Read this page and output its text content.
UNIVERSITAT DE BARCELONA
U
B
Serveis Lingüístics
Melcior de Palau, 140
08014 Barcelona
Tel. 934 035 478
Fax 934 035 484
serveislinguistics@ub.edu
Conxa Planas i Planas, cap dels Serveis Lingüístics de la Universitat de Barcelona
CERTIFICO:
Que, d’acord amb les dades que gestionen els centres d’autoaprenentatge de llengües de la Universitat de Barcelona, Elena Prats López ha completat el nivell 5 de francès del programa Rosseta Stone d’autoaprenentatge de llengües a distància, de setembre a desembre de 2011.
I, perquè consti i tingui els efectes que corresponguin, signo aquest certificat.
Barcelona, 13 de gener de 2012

-------------------------

What needs to be done =
Reproduce all of the entries word for word.

Final result =
Read this page and output its text content.
UNIVERSITAT DE BARCELONA
U
B
Serveis Lingüístics
Melcior de Palau, 140
08014 Barcelona
Tel. 934 035 478
Fax 934 035 484
serveislinguistics@ub.edu
Conxa Planas i Planas, cap dels Serveis Lingüístics de la Universitat de Barcelona
CERTIFICO:
Que, d’acord amb les dades que gestionen els centres d’autoaprenentatge de llengües de la Universitat de Barcelona, Elena Prats López ha completat el nivell 5 de francès del programa Rosseta Stone d’autoaprenentatge de llengües a distància, de setembre a desembre de 2011.
I, perquè consti i tingui els efectes que corresponguin, signo aquest certificat.
Barcelona, 13 de gener de 2012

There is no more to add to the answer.